──────── Dataset records ────────

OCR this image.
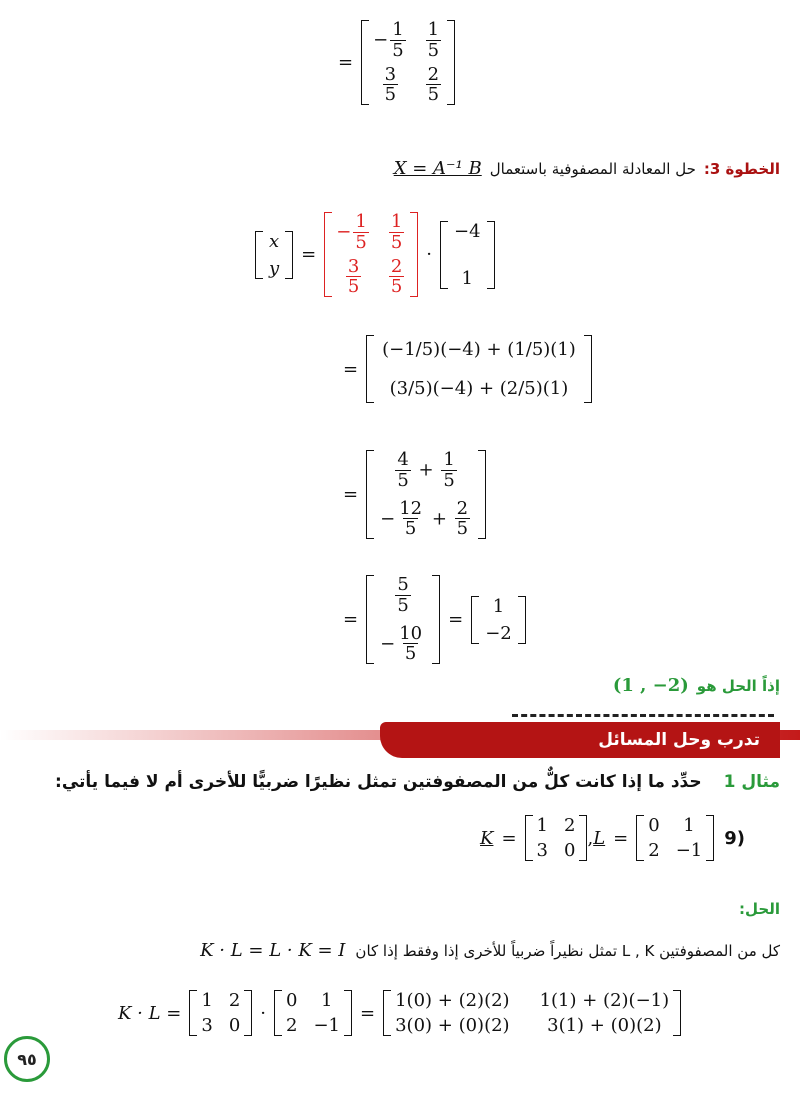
=
− $\frac{1}{5} \frac{1}{5}$
$\frac{3}{5} \frac{2}{5}$
الخطوة 3:
حل المعادلة المصفوفية باستعمال
X = A⁻¹ B
x
y
=
− $\frac{1}{5} \frac{1}{5}$
$\frac{3}{5} \frac{2}{5}$
·
−4
1
=
(−1/5)(−4) + (1/5)(1)
(3/5)(−4) + (2/5)(1)
=
$\frac{4}{5} + \frac{1}{5}$
− $\frac{12}{5} + \frac{2}{5}$
=
$\frac{5}{5}$
− $\frac{10}{5}$
=
1
−2
إذاً الحل هو
(1 , −2)
تدرب وحل المسائل
مثال 1
حدِّد ما إذا كانت كلٌّ من المصفوفتين تمثل نظيرًا ضربيًّا للأخرى أم لا فيما يأتي:
K =
1 2
3 0
, L =
0 1
2 −1
9)
الحل:
كل من المصفوفتين L , K تمثل نظيراً ضربياً للأخرى إذا وفقط إذا كان
K · L = L · K = I
K · L =
1 2
3 0
·
0 1
2 −1
=
1(0) + (2)(2) 1(1) + (2)(−1)
3(0) + (0)(2) 3(1) + (0)(2)
٩٥
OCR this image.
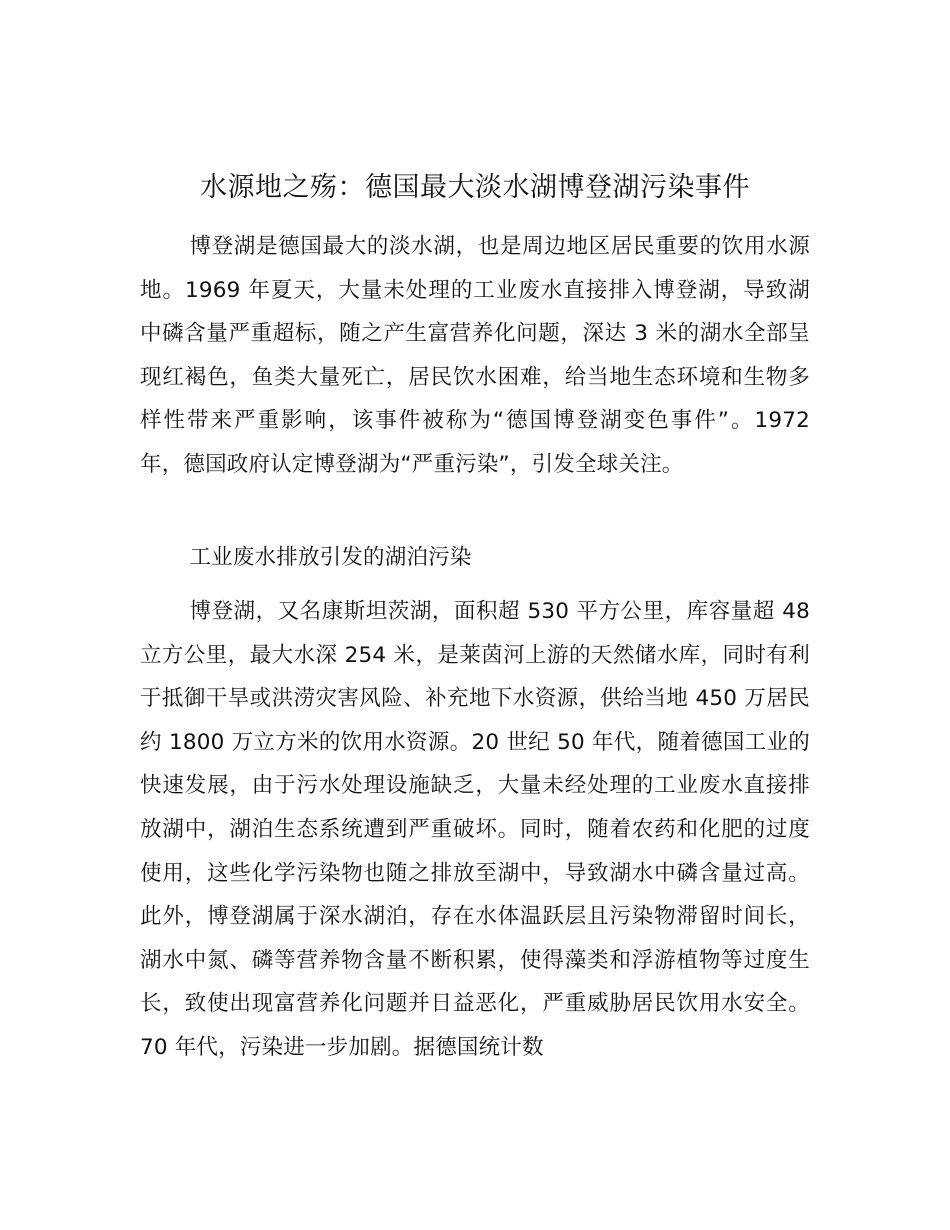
水源地之殇：德国最大淡水湖博登湖污染事件

博登湖是德国最大的淡水湖，也是周边地区居民重要的饮用水源地。1969 年夏天，大量未处理的工业废水直接排入博登湖，导致湖中磷含量严重超标，随之产生富营养化问题，深达 3 米的湖水全部呈现红褐色，鱼类大量死亡，居民饮水困难，给当地生态环境和生物多样性带来严重影响，该事件被称为“德国博登湖变色事件”。1972 年，德国政府认定博登湖为“严重污染”，引发全球关注。

工业废水排放引发的湖泊污染

博登湖，又名康斯坦茨湖，面积超 530 平方公里，库容量超 48 立方公里，最大水深 254 米，是莱茵河上游的天然储水库，同时有利于抵御干旱或洪涝灾害风险、补充地下水资源，供给当地 450 万居民约 1800 万立方米的饮用水资源。20 世纪 50 年代，随着德国工业的快速发展，由于污水处理设施缺乏，大量未经处理的工业废水直接排放湖中，湖泊生态系统遭到严重破坏。同时，随着农药和化肥的过度使用，这些化学污染物也随之排放至湖中，导致湖水中磷含量过高。此外，博登湖属于深水湖泊，存在水体温跃层且污染物滞留时间长，湖水中氮、磷等营养物含量不断积累，使得藻类和浮游植物等过度生长，致使出现富营养化问题并日益恶化，严重威胁居民饮用水安全。70 年代，污染进一步加剧。据德国统计数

────────

Repeat the listing verbatim. Skip the pictures.

OCR this image.
=
− $\frac{1}{5} \frac{1}{5}$
$\frac{3}{5} \frac{2}{5}$
الخطوة 3:
حل المعادلة المصفوفية باستعمال
X = A⁻¹ B
x
y
=
− $\frac{1}{5} \frac{1}{5}$
$\frac{3}{5} \frac{2}{5}$
·
−4
1
=
(−1/5)(−4) + (1/5)(1)
(3/5)(−4) + (2/5)(1)
=
$\frac{4}{5} + \frac{1}{5}$
− $\frac{12}{5} + \frac{2}{5}$
=
$\frac{5}{5}$
− $\frac{10}{5}$
=
1
−2
إذاً الحل هو
(1 , −2)
تدرب وحل المسائل
مثال 1
حدِّد ما إذا كانت كلٌّ من المصفوفتين تمثل نظيرًا ضربيًّا للأخرى أم لا فيما يأتي:
K =
1 2
3 0
, L =
0 1
2 −1
9)
الحل:
كل من المصفوفتين L , K تمثل نظيراً ضربياً للأخرى إذا وفقط إذا كان
K · L = L · K = I
K · L =
1 2
3 0
·
0 1
2 −1
=
1(0) + (2)(2) 1(1) + (2)(−1)
3(0) + (0)(2) 3(1) + (0)(2)
٩٥
OCR this image.
水源地之殇：德国最大淡水湖博登湖污染事件

博登湖是德国最大的淡水湖，也是周边地区居民重要的饮用水源地。1969 年夏天，大量未处理的工业废水直接排入博登湖，导致湖中磷含量严重超标，随之产生富营养化问题，深达 3 米的湖水全部呈现红褐色，鱼类大量死亡，居民饮水困难，给当地生态环境和生物多样性带来严重影响，该事件被称为“德国博登湖变色事件”。1972 年，德国政府认定博登湖为“严重污染”，引发全球关注。

工业废水排放引发的湖泊污染

博登湖，又名康斯坦茨湖，面积超 530 平方公里，库容量超 48 立方公里，最大水深 254 米，是莱茵河上游的天然储水库，同时有利于抵御干旱或洪涝灾害风险、补充地下水资源，供给当地 450 万居民约 1800 万立方米的饮用水资源。20 世纪 50 年代，随着德国工业的快速发展，由于污水处理设施缺乏，大量未经处理的工业废水直接排放湖中，湖泊生态系统遭到严重破坏。同时，随着农药和化肥的过度使用，这些化学污染物也随之排放至湖中，导致湖水中磷含量过高。此外，博登湖属于深水湖泊，存在水体温跃层且污染物滞留时间长，湖水中氮、磷等营养物含量不断积累，使得藻类和浮游植物等过度生长，致使出现富营养化问题并日益恶化，严重威胁居民饮用水安全。70 年代，污染进一步加剧。据德国统计数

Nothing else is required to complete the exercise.